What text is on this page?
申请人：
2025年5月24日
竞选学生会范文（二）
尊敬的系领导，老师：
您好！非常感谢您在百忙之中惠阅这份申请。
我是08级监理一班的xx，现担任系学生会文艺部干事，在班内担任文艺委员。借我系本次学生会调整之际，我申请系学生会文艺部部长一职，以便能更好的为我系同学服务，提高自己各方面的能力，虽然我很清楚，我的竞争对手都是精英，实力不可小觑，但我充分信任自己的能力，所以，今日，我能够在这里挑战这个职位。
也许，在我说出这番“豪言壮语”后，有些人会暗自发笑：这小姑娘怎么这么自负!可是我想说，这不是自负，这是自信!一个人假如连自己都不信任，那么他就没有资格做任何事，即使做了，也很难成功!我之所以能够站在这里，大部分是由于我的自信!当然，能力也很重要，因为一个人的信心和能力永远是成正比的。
☆ ☆ ☆ ☆ ☆
Reproduce every record above exactly as it appears.

(Result of the task):
What text is on this page?
申请人：
2025年5月24日
竞选学生会范文（二）
尊敬的系领导，老师：
您好！非常感谢您在百忙之中惠阅这份申请。
我是08级监理一班的xx，现担任系学生会文艺部干事，在班内担任文艺委员。借我系本次学生会调整之际，我申请系学生会文艺部部长一职，以便能更好的为我系同学服务，提高自己各方面的能力，虽然我很清楚，我的竞争对手都是精英，实力不可小觑，但我充分信任自己的能力，所以，今日，我能够在这里挑战这个职位。
也许，在我说出这番“豪言壮语”后，有些人会暗自发笑：这小姑娘怎么这么自负!可是我想说，这不是自负，这是自信!一个人假如连自己都不信任，那么他就没有资格做任何事，即使做了，也很难成功!我之所以能够站在这里，大部分是由于我的自信!当然，能力也很重要，因为一个人的信心和能力永远是成正比的。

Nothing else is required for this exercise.